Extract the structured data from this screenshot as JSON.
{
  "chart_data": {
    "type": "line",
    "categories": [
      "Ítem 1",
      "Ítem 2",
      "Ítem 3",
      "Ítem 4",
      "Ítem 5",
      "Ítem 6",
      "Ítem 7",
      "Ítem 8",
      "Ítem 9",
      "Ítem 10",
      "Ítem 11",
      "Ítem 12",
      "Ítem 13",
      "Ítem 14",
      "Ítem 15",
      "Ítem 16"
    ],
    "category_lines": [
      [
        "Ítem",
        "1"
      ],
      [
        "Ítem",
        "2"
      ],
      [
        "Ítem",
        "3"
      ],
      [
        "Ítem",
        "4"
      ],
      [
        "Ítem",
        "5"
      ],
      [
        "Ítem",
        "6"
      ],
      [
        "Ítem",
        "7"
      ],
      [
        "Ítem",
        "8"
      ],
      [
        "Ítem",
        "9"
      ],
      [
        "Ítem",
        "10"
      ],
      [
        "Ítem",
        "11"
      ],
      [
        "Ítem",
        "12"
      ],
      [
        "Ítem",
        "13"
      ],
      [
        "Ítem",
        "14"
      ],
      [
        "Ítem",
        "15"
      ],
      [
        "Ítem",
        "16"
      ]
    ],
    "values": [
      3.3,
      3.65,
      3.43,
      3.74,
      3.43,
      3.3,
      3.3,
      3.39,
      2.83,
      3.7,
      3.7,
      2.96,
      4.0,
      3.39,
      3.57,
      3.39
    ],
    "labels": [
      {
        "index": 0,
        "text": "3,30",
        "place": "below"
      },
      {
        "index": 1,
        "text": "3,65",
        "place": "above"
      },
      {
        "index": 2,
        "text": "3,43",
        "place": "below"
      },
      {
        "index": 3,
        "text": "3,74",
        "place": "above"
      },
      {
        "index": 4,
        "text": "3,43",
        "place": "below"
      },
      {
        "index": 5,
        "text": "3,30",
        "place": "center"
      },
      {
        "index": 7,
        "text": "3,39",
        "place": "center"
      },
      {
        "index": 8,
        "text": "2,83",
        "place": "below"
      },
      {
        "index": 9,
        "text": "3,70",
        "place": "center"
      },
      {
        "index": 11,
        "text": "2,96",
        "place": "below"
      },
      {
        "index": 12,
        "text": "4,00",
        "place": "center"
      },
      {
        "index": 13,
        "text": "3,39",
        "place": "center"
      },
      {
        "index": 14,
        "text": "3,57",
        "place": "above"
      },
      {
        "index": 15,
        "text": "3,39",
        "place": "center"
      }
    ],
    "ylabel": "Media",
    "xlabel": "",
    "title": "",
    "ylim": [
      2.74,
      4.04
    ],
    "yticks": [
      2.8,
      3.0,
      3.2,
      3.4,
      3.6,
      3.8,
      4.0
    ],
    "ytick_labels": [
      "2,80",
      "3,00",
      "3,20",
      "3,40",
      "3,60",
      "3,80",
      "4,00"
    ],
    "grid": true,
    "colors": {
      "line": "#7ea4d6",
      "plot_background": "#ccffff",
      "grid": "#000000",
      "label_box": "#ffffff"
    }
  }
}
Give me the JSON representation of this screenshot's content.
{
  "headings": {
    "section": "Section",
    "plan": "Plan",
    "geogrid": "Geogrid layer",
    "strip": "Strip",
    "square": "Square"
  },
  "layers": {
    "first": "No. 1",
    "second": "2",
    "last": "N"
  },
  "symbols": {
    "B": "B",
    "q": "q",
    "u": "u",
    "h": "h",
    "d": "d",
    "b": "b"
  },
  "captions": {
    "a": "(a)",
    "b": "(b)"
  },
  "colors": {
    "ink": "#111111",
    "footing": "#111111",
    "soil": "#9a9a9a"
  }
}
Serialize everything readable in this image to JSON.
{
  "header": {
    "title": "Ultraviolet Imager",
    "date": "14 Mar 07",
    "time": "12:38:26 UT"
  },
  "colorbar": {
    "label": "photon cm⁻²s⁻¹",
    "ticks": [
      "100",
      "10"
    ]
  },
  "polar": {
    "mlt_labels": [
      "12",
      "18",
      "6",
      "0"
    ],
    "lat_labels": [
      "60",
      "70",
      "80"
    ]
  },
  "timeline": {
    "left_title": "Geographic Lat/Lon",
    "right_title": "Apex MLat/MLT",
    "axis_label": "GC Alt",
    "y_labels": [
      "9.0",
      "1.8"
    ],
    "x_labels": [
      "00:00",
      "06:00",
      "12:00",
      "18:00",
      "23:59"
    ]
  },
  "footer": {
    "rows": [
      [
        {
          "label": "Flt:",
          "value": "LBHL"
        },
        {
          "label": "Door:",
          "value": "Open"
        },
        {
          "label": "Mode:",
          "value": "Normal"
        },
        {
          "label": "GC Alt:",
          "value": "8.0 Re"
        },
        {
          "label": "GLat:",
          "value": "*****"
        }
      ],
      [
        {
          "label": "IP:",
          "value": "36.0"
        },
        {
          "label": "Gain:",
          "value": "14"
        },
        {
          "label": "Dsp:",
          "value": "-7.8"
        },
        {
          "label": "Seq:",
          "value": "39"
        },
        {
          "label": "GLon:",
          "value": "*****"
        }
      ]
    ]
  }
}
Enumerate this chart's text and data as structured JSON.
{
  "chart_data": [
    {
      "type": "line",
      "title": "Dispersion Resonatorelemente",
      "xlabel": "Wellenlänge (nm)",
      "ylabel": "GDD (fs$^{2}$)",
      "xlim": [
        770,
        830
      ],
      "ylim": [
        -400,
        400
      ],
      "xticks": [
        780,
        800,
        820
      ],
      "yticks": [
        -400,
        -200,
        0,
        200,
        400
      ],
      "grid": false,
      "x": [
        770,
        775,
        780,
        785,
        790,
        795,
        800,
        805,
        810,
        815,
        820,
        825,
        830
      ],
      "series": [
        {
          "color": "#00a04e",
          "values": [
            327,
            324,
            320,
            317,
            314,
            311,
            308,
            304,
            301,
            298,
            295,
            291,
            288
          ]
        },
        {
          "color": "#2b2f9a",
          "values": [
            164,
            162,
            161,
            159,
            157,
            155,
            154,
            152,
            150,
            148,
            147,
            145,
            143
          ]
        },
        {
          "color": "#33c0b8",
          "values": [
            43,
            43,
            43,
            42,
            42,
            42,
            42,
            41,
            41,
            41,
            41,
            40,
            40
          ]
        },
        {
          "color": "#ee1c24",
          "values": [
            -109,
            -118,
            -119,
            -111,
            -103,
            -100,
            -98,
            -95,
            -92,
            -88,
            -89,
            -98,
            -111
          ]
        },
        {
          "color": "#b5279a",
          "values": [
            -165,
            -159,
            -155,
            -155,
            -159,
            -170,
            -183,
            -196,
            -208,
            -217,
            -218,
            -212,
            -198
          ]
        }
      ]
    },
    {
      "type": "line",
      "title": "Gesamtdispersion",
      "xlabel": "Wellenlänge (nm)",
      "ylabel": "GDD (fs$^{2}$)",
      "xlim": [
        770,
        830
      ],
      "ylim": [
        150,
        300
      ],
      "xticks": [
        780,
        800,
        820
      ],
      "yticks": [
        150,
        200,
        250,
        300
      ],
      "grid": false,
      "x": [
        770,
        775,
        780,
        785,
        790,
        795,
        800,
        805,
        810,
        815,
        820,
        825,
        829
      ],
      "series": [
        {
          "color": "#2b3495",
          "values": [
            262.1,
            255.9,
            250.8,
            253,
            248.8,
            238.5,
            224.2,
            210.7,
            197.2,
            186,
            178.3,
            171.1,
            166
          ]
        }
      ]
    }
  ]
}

····················

• Aim: Copy out each line exactly.

• Result of the task:
Extract the structured data from this screenshot as JSON.
{
  "chart_data": {
    "type": "line",
    "categories": [
      "Ítem 1",
      "Ítem 2",
      "Ítem 3",
      "Ítem 4",
      "Ítem 5",
      "Ítem 6",
      "Ítem 7",
      "Ítem 8",
      "Ítem 9",
      "Ítem 10",
      "Ítem 11",
      "Ítem 12",
      "Ítem 13",
      "Ítem 14",
      "Ítem 15",
      "Ítem 16"
    ],
    "category_lines": [
      [
        "Ítem",
        "1"
      ],
      [
        "Ítem",
        "2"
      ],
      [
        "Ítem",
        "3"
      ],
      [
        "Ítem",
        "4"
      ],
      [
        "Ítem",
        "5"
      ],
      [
        "Ítem",
        "6"
      ],
      [
        "Ítem",
        "7"
      ],
      [
        "Ítem",
        "8"
      ],
      [
        "Ítem",
        "9"
      ],
      [
        "Ítem",
        "10"
      ],
      [
        "Ítem",
        "11"
      ],
      [
        "Ítem",
        "12"
      ],
      [
        "Ítem",
        "13"
      ],
      [
        "Ítem",
        "14"
      ],
      [
        "Ítem",
        "15"
      ],
      [
        "Ítem",
        "16"
      ]
    ],
    "values": [
      3.3,
      3.65,
      3.43,
      3.74,
      3.43,
      3.3,
      3.3,
      3.39,
      2.83,
      3.7,
      3.7,
      2.96,
      4.0,
      3.39,
      3.57,
      3.39
    ],
    "labels": [
      {
        "index": 0,
        "text": "3,30",
        "place": "below"
      },
      {
        "index": 1,
        "text": "3,65",
        "place": "above"
      },
      {
        "index": 2,
        "text": "3,43",
        "place": "below"
      },
      {
        "index": 3,
        "text": "3,74",
        "place": "above"
      },
      {
        "index": 4,
        "text": "3,43",
        "place": "below"
      },
      {
        "index": 5,
        "text": "3,30",
        "place": "center"
      },
      {
        "index": 7,
        "text": "3,39",
        "place": "center"
      },
      {
        "index": 8,
        "text": "2,83",
        "place": "below"
      },
      {
        "index": 9,
        "text": "3,70",
        "place": "center"
      },
      {
        "index": 11,
        "text": "2,96",
        "place": "below"
      },
      {
        "index": 12,
        "text": "4,00",
        "place": "center"
      },
      {
        "index": 13,
        "text": "3,39",
        "place": "center"
      },
      {
        "index": 14,
        "text": "3,57",
        "place": "above"
      },
      {
        "index": 15,
        "text": "3,39",
        "place": "center"
      }
    ],
    "ylabel": "Media",
    "xlabel": "",
    "title": "",
    "ylim": [
      2.74,
      4.04
    ],
    "yticks": [
      2.8,
      3.0,
      3.2,
      3.4,
      3.6,
      3.8,
      4.0
    ],
    "ytick_labels": [
      "2,80",
      "3,00",
      "3,20",
      "3,40",
      "3,60",
      "3,80",
      "4,00"
    ],
    "grid": true,
    "colors": {
      "line": "#7ea4d6",
      "plot_background": "#ccffff",
      "grid": "#000000",
      "label_box": "#ffffff"
    }
  }
}
Give me the JSON representation of this screenshot's content.
{
  "headings": {
    "section": "Section",
    "plan": "Plan",
    "geogrid": "Geogrid layer",
    "strip": "Strip",
    "square": "Square"
  },
  "layers": {
    "first": "No. 1",
    "second": "2",
    "last": "N"
  },
  "symbols": {
    "B": "B",
    "q": "q",
    "u": "u",
    "h": "h",
    "d": "d",
    "b": "b"
  },
  "captions": {
    "a": "(a)",
    "b": "(b)"
  },
  "colors": {
    "ink": "#111111",
    "footing": "#111111",
    "soil": "#9a9a9a"
  }
}
Serialize everything readable in this image to JSON.
{
  "header": {
    "title": "Ultraviolet Imager",
    "date": "14 Mar 07",
    "time": "12:38:26 UT"
  },
  "colorbar": {
    "label": "photon cm⁻²s⁻¹",
    "ticks": [
      "100",
      "10"
    ]
  },
  "polar": {
    "mlt_labels": [
      "12",
      "18",
      "6",
      "0"
    ],
    "lat_labels": [
      "60",
      "70",
      "80"
    ]
  },
  "timeline": {
    "left_title": "Geographic Lat/Lon",
    "right_title": "Apex MLat/MLT",
    "axis_label": "GC Alt",
    "y_labels": [
      "9.0",
      "1.8"
    ],
    "x_labels": [
      "00:00",
      "06:00",
      "12:00",
      "18:00",
      "23:59"
    ]
  },
  "footer": {
    "rows": [
      [
        {
          "label": "Flt:",
          "value": "LBHL"
        },
        {
          "label": "Door:",
          "value": "Open"
        },
        {
          "label": "Mode:",
          "value": "Normal"
        },
        {
          "label": "GC Alt:",
          "value": "8.0 Re"
        },
        {
          "label": "GLat:",
          "value": "*****"
        }
      ],
      [
        {
          "label": "IP:",
          "value": "36.0"
        },
        {
          "label": "Gain:",
          "value": "14"
        },
        {
          "label": "Dsp:",
          "value": "-7.8"
        },
        {
          "label": "Seq:",
          "value": "39"
        },
        {
          "label": "GLon:",
          "value": "*****"
        }
      ]
    ]
  }
}
Enumerate this chart's text and data as structured JSON.
{
  "chart_data": [
    {
      "type": "line",
      "title": "Dispersion Resonatorelemente",
      "xlabel": "Wellenlänge (nm)",
      "ylabel": "GDD (fs$^{2}$)",
      "xlim": [
        770,
        830
      ],
      "ylim": [
        -400,
        400
      ],
      "xticks": [
        780,
        800,
        820
      ],
      "yticks": [
        -400,
        -200,
        0,
        200,
        400
      ],
      "grid": false,
      "x": [
        770,
        775,
        780,
        785,
        790,
        795,
        800,
        805,
        810,
        815,
        820,
        825,
        830
      ],
      "series": [
        {
          "color": "#00a04e",
          "values": [
            327,
            324,
            320,
            317,
            314,
            311,
            308,
            304,
            301,
            298,
            295,
            291,
            288
          ]
        },
        {
          "color": "#2b2f9a",
          "values": [
            164,
            162,
            161,
            159,
            157,
            155,
            154,
            152,
            150,
            148,
            147,
            145,
            143
          ]
        },
        {
          "color": "#33c0b8",
          "values": [
            43,
            43,
            43,
            42,
            42,
            42,
            42,
            41,
            41,
            41,
            41,
            40,
            40
          ]
        },
        {
          "color": "#ee1c24",
          "values": [
            -109,
            -118,
            -119,
            -111,
            -103,
            -100,
            -98,
            -95,
            -92,
            -88,
            -89,
            -98,
            -111
          ]
        },
        {
          "color": "#b5279a",
          "values": [
            -165,
            -159,
            -155,
            -155,
            -159,
            -170,
            -183,
            -196,
            -208,
            -217,
            -218,
            -212,
            -198
          ]
        }
      ]
    },
    {
      "type": "line",
      "title": "Gesamtdispersion",
      "xlabel": "Wellenlänge (nm)",
      "ylabel": "GDD (fs$^{2}$)",
      "xlim": [
        770,
        830
      ],
      "ylim": [
        150,
        300
      ],
      "xticks": [
        780,
        800,
        820
      ],
      "yticks": [
        150,
        200,
        250,
        300
      ],
      "grid": false,
      "x": [
        770,
        775,
        780,
        785,
        790,
        795,
        800,
        805,
        810,
        815,
        820,
        825,
        829
      ],
      "series": [
        {
          "color": "#2b3495",
          "values": [
            262.1,
            255.9,
            250.8,
            253,
            248.8,
            238.5,
            224.2,
            210.7,
            197.2,
            186,
            178.3,
            171.1,
            166
          ]
        }
      ]
    }
  ]
}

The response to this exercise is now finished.